** Start of Information shown **

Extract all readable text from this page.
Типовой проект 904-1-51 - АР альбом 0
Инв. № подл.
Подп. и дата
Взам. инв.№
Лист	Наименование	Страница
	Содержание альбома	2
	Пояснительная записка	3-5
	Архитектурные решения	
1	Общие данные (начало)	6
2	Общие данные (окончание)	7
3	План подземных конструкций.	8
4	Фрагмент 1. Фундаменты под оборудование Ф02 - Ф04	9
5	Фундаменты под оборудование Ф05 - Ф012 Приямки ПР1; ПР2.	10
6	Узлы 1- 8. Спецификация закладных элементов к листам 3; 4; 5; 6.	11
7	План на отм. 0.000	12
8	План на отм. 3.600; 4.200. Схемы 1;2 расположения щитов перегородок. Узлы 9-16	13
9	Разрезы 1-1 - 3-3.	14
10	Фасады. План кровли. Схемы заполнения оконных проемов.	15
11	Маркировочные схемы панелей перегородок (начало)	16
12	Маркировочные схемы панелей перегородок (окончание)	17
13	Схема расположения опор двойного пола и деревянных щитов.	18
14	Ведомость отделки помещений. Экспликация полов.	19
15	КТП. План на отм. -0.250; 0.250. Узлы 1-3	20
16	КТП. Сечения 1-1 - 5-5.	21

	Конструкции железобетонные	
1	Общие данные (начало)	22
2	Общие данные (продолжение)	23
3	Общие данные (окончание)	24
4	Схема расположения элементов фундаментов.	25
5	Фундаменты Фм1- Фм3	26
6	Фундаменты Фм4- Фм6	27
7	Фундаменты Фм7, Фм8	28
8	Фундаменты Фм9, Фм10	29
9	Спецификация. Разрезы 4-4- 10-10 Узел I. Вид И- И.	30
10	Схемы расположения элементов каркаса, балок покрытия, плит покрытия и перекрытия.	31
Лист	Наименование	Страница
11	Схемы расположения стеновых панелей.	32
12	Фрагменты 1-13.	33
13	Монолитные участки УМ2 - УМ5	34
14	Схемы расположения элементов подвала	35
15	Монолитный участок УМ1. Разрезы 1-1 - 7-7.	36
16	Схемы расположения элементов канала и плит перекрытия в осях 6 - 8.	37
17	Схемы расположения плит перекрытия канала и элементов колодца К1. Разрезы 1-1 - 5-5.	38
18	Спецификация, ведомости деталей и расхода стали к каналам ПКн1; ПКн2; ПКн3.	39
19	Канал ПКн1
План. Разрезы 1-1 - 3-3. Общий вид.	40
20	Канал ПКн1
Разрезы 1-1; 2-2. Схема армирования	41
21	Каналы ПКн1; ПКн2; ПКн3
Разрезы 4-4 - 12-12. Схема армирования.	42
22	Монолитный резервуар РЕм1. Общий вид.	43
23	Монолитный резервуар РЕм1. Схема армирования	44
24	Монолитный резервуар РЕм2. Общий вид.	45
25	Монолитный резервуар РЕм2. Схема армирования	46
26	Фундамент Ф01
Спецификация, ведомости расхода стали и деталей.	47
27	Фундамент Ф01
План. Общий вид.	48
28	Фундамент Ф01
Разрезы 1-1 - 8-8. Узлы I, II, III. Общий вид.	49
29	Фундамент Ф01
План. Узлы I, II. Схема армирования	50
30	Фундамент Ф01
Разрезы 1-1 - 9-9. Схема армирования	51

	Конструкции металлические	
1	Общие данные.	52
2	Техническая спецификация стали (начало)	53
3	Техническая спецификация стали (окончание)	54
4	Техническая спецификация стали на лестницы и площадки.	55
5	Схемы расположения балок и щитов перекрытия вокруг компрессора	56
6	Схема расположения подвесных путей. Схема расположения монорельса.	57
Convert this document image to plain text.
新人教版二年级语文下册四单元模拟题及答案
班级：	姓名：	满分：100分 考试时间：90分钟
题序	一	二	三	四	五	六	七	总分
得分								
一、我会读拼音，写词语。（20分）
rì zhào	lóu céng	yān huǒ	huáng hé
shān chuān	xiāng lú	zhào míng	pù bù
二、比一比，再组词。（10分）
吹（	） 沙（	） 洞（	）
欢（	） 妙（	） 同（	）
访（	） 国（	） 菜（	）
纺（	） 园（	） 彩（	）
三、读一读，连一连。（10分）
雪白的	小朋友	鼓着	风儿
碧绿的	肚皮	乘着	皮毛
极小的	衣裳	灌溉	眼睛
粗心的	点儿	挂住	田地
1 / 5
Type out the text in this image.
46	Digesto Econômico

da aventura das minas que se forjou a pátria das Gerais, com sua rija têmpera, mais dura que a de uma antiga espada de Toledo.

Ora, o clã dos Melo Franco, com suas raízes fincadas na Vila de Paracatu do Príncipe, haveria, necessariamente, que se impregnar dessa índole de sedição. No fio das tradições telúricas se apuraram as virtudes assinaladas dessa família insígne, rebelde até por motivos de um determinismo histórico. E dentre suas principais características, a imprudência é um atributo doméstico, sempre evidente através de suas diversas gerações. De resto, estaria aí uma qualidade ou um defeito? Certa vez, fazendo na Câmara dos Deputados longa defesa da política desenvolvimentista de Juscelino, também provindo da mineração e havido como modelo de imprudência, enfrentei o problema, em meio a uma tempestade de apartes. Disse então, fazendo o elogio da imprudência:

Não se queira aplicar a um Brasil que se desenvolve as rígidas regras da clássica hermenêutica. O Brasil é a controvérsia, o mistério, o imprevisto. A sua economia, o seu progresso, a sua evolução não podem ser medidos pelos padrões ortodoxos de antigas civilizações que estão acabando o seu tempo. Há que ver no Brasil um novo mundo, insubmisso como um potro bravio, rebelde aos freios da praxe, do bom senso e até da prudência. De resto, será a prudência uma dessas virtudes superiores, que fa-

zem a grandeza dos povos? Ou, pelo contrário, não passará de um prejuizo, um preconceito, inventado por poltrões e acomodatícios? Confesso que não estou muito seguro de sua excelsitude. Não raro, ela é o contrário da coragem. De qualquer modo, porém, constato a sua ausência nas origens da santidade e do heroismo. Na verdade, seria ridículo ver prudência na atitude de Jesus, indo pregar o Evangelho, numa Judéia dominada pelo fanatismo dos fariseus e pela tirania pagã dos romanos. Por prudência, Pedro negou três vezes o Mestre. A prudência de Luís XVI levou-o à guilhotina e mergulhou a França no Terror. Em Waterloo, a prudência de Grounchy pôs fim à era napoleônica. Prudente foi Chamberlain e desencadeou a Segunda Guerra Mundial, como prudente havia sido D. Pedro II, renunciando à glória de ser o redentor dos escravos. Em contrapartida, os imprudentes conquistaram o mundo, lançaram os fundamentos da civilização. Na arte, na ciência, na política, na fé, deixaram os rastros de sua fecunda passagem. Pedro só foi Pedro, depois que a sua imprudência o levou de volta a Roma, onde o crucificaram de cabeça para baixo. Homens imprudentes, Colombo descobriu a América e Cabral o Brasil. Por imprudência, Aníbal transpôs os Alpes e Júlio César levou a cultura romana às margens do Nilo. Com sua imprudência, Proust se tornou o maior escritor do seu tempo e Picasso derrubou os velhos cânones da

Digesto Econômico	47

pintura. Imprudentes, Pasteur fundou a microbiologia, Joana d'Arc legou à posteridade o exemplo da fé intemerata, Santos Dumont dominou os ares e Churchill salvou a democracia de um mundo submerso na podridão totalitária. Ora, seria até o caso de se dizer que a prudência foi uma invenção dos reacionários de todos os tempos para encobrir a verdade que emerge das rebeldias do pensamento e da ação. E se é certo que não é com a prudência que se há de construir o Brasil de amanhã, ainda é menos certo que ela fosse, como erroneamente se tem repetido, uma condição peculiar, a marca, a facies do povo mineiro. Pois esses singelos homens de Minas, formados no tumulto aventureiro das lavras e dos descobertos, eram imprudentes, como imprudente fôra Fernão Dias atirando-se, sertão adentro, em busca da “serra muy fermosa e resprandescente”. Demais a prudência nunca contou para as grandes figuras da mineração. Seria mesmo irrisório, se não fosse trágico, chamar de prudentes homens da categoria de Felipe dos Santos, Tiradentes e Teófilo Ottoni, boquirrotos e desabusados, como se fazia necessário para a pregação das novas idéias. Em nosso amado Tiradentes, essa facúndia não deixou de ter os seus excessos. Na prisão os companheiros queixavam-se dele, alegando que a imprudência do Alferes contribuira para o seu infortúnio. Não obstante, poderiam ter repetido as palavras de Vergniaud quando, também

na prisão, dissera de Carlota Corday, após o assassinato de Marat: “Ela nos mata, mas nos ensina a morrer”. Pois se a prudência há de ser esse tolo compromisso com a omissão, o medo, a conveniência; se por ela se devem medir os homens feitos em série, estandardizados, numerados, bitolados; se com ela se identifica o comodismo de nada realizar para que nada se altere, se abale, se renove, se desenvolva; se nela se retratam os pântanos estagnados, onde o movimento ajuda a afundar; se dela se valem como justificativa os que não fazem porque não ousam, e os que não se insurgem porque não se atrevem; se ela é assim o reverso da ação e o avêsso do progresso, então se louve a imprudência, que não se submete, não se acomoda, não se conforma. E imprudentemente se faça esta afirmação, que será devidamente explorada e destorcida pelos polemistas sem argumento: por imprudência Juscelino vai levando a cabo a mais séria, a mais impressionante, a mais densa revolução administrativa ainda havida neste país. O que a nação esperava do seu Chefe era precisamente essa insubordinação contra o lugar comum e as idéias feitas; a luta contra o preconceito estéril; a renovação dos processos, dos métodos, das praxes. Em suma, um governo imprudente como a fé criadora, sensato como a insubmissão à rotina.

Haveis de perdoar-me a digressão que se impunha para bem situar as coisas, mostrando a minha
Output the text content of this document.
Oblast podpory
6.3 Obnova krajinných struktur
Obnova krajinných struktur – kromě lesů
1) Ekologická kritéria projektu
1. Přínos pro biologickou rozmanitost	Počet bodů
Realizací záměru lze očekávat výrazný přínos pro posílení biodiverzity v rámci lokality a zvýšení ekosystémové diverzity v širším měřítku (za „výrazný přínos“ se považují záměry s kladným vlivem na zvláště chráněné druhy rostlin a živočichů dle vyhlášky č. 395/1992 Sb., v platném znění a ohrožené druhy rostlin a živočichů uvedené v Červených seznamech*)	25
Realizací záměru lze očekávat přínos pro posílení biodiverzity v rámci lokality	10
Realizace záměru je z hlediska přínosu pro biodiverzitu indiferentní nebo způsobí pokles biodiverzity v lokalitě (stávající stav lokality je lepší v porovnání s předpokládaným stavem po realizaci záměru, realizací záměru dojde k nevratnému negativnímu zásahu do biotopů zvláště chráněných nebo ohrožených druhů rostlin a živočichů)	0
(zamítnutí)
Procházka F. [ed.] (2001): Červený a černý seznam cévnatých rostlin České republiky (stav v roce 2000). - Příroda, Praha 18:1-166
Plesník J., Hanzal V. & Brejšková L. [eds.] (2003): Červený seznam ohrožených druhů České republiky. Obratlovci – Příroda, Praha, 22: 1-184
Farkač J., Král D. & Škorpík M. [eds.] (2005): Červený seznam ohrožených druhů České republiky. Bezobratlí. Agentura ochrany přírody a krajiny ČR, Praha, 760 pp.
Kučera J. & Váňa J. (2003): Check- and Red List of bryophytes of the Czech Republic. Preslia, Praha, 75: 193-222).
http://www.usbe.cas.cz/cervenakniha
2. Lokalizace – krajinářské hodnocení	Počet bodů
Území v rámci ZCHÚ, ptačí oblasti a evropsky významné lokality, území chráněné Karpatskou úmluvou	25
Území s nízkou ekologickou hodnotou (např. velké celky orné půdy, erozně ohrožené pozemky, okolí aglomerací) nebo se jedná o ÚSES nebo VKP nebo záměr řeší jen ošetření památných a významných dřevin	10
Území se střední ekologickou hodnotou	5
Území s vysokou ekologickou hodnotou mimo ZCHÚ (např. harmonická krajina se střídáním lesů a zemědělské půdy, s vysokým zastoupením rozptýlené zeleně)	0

** End of Information shown **

Which lines hold the string "image"? Copy all of them from the data above.

__Complete answer__
Convert this document image to plain text.
Type out the text in this image.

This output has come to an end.